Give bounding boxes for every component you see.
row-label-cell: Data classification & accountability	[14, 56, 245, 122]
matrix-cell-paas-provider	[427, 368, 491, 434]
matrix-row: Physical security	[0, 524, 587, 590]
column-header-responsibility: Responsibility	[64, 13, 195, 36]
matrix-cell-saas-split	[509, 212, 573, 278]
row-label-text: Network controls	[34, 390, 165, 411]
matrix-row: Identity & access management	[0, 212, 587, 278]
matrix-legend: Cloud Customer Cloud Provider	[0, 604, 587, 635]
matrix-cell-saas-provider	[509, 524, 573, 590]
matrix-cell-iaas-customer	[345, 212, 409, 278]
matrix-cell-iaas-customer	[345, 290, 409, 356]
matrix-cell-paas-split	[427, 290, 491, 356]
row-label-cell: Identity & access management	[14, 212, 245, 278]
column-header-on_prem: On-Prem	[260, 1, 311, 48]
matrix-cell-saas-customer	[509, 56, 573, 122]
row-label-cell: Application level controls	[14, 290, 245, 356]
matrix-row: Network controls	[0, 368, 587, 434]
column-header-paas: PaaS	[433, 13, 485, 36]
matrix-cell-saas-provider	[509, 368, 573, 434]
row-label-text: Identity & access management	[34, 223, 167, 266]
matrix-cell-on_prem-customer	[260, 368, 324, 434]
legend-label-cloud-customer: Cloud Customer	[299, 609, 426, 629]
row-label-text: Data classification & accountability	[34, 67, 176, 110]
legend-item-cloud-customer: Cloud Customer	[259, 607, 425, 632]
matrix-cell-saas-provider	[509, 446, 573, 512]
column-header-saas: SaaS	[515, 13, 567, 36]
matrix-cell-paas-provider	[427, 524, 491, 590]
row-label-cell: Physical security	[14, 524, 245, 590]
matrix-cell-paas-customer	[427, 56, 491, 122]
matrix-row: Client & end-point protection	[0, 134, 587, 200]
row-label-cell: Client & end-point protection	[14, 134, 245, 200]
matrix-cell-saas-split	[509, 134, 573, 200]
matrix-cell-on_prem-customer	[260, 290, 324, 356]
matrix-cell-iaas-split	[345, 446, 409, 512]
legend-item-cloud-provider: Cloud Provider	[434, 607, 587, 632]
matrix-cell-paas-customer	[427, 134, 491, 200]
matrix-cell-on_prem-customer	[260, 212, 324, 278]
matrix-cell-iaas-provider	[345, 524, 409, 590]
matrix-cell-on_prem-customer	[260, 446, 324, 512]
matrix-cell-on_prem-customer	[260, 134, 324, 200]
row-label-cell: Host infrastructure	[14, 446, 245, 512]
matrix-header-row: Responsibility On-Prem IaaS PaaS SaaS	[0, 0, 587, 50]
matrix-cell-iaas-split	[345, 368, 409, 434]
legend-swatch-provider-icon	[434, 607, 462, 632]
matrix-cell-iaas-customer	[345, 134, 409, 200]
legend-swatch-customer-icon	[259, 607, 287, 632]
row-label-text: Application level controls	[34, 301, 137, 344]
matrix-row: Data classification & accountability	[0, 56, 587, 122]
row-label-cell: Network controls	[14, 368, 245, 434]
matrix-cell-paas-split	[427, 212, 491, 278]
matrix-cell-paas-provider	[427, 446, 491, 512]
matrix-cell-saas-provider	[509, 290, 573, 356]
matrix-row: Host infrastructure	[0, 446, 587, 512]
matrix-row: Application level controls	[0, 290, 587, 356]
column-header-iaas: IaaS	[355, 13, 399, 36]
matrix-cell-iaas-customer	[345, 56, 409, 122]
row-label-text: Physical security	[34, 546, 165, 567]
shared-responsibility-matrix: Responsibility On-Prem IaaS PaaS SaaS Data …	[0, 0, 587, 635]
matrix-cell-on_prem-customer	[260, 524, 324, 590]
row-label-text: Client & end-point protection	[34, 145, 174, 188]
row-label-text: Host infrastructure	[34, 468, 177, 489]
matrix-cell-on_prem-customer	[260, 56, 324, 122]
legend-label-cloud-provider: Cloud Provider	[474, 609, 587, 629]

WHAT TO WORK ON
Copy the lines word for word, starting with the first line and ending with the line that contains "446, 409, 512]", including that line.

EXERCISE RESPONSE
Give bounding boxes for every component you see.
row-label-cell: Data classification & accountability	[14, 56, 245, 122]
matrix-cell-paas-provider	[427, 368, 491, 434]
matrix-row: Physical security	[0, 524, 587, 590]
column-header-responsibility: Responsibility	[64, 13, 195, 36]
matrix-cell-saas-split	[509, 212, 573, 278]
row-label-text: Network controls	[34, 390, 165, 411]
matrix-row: Identity & access management	[0, 212, 587, 278]
matrix-legend: Cloud Customer Cloud Provider	[0, 604, 587, 635]
matrix-cell-saas-provider	[509, 524, 573, 590]
matrix-cell-iaas-customer	[345, 212, 409, 278]
matrix-cell-iaas-customer	[345, 290, 409, 356]
matrix-cell-paas-split	[427, 290, 491, 356]
row-label-cell: Identity & access management	[14, 212, 245, 278]
column-header-on_prem: On-Prem	[260, 1, 311, 48]
matrix-cell-saas-customer	[509, 56, 573, 122]
row-label-cell: Application level controls	[14, 290, 245, 356]
matrix-row: Network controls	[0, 368, 587, 434]
column-header-paas: PaaS	[433, 13, 485, 36]
matrix-cell-saas-provider	[509, 368, 573, 434]
row-label-text: Identity & access management	[34, 223, 167, 266]
matrix-cell-on_prem-customer	[260, 368, 324, 434]
legend-label-cloud-customer: Cloud Customer	[299, 609, 426, 629]
row-label-text: Data classification & accountability	[34, 67, 176, 110]
legend-item-cloud-customer: Cloud Customer	[259, 607, 425, 632]
matrix-cell-saas-provider	[509, 446, 573, 512]
column-header-saas: SaaS	[515, 13, 567, 36]
matrix-cell-paas-provider	[427, 524, 491, 590]
row-label-cell: Physical security	[14, 524, 245, 590]
matrix-cell-paas-customer	[427, 56, 491, 122]
matrix-row: Client & end-point protection	[0, 134, 587, 200]
row-label-cell: Client & end-point protection	[14, 134, 245, 200]
matrix-cell-saas-split	[509, 134, 573, 200]
matrix-cell-on_prem-customer	[260, 290, 324, 356]
matrix-cell-iaas-split	[345, 446, 409, 512]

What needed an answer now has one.